((
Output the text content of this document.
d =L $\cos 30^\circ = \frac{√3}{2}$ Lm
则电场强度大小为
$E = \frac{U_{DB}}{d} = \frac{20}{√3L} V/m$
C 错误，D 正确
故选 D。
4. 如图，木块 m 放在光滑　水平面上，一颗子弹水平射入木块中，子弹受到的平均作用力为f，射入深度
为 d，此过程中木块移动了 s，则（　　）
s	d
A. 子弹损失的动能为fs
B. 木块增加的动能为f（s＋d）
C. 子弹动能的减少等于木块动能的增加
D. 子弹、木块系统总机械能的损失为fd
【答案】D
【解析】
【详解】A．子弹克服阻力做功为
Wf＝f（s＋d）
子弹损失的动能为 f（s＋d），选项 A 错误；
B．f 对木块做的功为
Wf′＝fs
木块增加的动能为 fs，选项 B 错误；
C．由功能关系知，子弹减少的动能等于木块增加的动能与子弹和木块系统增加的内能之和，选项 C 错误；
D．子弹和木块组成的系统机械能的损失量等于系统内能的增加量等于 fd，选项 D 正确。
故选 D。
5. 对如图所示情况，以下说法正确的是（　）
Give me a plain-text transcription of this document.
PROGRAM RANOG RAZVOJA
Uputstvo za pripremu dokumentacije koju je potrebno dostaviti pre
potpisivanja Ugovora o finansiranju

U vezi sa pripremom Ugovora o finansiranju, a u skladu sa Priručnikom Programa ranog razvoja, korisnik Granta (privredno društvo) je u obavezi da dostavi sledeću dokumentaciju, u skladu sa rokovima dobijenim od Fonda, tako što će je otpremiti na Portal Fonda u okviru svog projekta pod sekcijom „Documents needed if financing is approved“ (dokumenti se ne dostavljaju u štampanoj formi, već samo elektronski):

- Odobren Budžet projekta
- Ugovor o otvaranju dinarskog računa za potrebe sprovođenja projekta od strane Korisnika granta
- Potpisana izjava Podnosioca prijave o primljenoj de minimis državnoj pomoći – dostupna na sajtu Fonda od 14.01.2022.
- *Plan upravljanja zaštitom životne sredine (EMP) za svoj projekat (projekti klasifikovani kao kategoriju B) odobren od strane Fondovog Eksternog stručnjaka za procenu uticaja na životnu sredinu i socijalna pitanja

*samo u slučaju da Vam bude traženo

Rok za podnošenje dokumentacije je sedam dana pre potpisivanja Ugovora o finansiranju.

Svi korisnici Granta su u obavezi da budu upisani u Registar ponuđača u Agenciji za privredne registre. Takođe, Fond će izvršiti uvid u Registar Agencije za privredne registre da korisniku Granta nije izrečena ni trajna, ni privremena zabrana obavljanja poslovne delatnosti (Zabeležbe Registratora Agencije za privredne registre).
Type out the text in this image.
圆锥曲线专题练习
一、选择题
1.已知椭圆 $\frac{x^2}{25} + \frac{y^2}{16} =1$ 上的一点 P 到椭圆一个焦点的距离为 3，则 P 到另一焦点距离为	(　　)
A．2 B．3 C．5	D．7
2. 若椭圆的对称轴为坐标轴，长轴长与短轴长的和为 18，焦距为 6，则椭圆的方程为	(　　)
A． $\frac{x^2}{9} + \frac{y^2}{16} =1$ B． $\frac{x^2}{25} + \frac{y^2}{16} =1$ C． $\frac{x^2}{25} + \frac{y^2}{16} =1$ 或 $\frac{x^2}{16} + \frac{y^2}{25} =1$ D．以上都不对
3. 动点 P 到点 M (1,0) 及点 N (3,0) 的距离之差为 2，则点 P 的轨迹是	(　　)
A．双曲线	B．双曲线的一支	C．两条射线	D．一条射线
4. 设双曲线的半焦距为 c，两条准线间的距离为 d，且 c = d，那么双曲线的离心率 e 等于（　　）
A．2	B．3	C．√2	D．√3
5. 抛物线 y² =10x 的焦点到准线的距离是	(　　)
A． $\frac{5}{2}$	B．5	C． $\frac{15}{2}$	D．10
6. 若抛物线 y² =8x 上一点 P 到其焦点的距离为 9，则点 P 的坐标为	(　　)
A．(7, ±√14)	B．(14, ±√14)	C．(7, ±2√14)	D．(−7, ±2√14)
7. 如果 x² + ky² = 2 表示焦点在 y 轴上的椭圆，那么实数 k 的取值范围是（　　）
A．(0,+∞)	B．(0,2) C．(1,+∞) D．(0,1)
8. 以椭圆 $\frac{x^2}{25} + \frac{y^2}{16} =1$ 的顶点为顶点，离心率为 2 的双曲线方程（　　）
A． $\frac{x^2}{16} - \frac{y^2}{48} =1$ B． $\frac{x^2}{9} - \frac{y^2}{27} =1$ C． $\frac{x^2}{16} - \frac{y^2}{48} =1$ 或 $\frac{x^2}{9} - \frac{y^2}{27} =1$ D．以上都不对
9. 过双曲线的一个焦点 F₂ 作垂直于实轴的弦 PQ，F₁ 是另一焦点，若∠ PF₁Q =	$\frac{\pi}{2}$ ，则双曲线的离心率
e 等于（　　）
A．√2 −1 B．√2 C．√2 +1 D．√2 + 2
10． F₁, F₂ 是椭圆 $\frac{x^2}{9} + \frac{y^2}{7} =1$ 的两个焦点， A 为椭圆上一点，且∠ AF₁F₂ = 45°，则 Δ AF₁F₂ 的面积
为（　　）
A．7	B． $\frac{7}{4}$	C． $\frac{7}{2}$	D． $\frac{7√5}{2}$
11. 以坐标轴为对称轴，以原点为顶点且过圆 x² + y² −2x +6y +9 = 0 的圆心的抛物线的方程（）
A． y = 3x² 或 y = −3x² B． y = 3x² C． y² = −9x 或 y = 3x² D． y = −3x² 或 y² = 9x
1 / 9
))
Take the material above and return all of it exactly.

» FINISHED TASK
Output the text content of this document.
d =L $\cos 30^\circ = \frac{√3}{2}$ Lm
则电场强度大小为
$E = \frac{U_{DB}}{d} = \frac{20}{√3L} V/m$
C 错误，D 正确
故选 D。
4. 如图，木块 m 放在光滑　水平面上，一颗子弹水平射入木块中，子弹受到的平均作用力为f，射入深度
为 d，此过程中木块移动了 s，则（　　）
s	d
A. 子弹损失的动能为fs
B. 木块增加的动能为f（s＋d）
C. 子弹动能的减少等于木块动能的增加
D. 子弹、木块系统总机械能的损失为fd
【答案】D
【解析】
【详解】A．子弹克服阻力做功为
Wf＝f（s＋d）
子弹损失的动能为 f（s＋d），选项 A 错误；
B．f 对木块做的功为
Wf′＝fs
木块增加的动能为 fs，选项 B 错误；
C．由功能关系知，子弹减少的动能等于木块增加的动能与子弹和木块系统增加的内能之和，选项 C 错误；
D．子弹和木块组成的系统机械能的损失量等于系统内能的增加量等于 fd，选项 D 正确。
故选 D。
5. 对如图所示情况，以下说法正确的是（　）
Give me a plain-text transcription of this document.
PROGRAM RANOG RAZVOJA
Uputstvo za pripremu dokumentacije koju je potrebno dostaviti pre
potpisivanja Ugovora o finansiranju

U vezi sa pripremom Ugovora o finansiranju, a u skladu sa Priručnikom Programa ranog razvoja, korisnik Granta (privredno društvo) je u obavezi da dostavi sledeću dokumentaciju, u skladu sa rokovima dobijenim od Fonda, tako što će je otpremiti na Portal Fonda u okviru svog projekta pod sekcijom „Documents needed if financing is approved“ (dokumenti se ne dostavljaju u štampanoj formi, već samo elektronski):

- Odobren Budžet projekta
- Ugovor o otvaranju dinarskog računa za potrebe sprovođenja projekta od strane Korisnika granta
- Potpisana izjava Podnosioca prijave o primljenoj de minimis državnoj pomoći – dostupna na sajtu Fonda od 14.01.2022.
- *Plan upravljanja zaštitom životne sredine (EMP) za svoj projekat (projekti klasifikovani kao kategoriju B) odobren od strane Fondovog Eksternog stručnjaka za procenu uticaja na životnu sredinu i socijalna pitanja

*samo u slučaju da Vam bude traženo

Rok za podnošenje dokumentacije je sedam dana pre potpisivanja Ugovora o finansiranju.

Svi korisnici Granta su u obavezi da budu upisani u Registar ponuđača u Agenciji za privredne registre. Takođe, Fond će izvršiti uvid u Registar Agencije za privredne registre da korisniku Granta nije izrečena ni trajna, ni privremena zabrana obavljanja poslovne delatnosti (Zabeležbe Registratora Agencije za privredne registre).
Type out the text in this image.
圆锥曲线专题练习
一、选择题
1.已知椭圆 $\frac{x^2}{25} + \frac{y^2}{16} =1$ 上的一点 P 到椭圆一个焦点的距离为 3，则 P 到另一焦点距离为	(　　)
A．2 B．3 C．5	D．7
2. 若椭圆的对称轴为坐标轴，长轴长与短轴长的和为 18，焦距为 6，则椭圆的方程为	(　　)
A． $\frac{x^2}{9} + \frac{y^2}{16} =1$ B． $\frac{x^2}{25} + \frac{y^2}{16} =1$ C． $\frac{x^2}{25} + \frac{y^2}{16} =1$ 或 $\frac{x^2}{16} + \frac{y^2}{25} =1$ D．以上都不对
3. 动点 P 到点 M (1,0) 及点 N (3,0) 的距离之差为 2，则点 P 的轨迹是	(　　)
A．双曲线	B．双曲线的一支	C．两条射线	D．一条射线
4. 设双曲线的半焦距为 c，两条准线间的距离为 d，且 c = d，那么双曲线的离心率 e 等于（　　）
A．2	B．3	C．√2	D．√3
5. 抛物线 y² =10x 的焦点到准线的距离是	(　　)
A． $\frac{5}{2}$	B．5	C． $\frac{15}{2}$	D．10
6. 若抛物线 y² =8x 上一点 P 到其焦点的距离为 9，则点 P 的坐标为	(　　)
A．(7, ±√14)	B．(14, ±√14)	C．(7, ±2√14)	D．(−7, ±2√14)
7. 如果 x² + ky² = 2 表示焦点在 y 轴上的椭圆，那么实数 k 的取值范围是（　　）
A．(0,+∞)	B．(0,2) C．(1,+∞) D．(0,1)
8. 以椭圆 $\frac{x^2}{25} + \frac{y^2}{16} =1$ 的顶点为顶点，离心率为 2 的双曲线方程（　　）
A． $\frac{x^2}{16} - \frac{y^2}{48} =1$ B． $\frac{x^2}{9} - \frac{y^2}{27} =1$ C． $\frac{x^2}{16} - \frac{y^2}{48} =1$ 或 $\frac{x^2}{9} - \frac{y^2}{27} =1$ D．以上都不对
9. 过双曲线的一个焦点 F₂ 作垂直于实轴的弦 PQ，F₁ 是另一焦点，若∠ PF₁Q =	$\frac{\pi}{2}$ ，则双曲线的离心率
e 等于（　　）
A．√2 −1 B．√2 C．√2 +1 D．√2 + 2
10． F₁, F₂ 是椭圆 $\frac{x^2}{9} + \frac{y^2}{7} =1$ 的两个焦点， A 为椭圆上一点，且∠ AF₁F₂ = 45°，则 Δ AF₁F₂ 的面积
为（　　）
A．7	B． $\frac{7}{4}$	C． $\frac{7}{2}$	D． $\frac{7√5}{2}$
11. 以坐标轴为对称轴，以原点为顶点且过圆 x² + y² −2x +6y +9 = 0 的圆心的抛物线的方程（）
A． y = 3x² 或 y = −3x² B． y = 3x² C． y² = −9x 或 y = 3x² D． y = −3x² 或 y² = 9x
1 / 9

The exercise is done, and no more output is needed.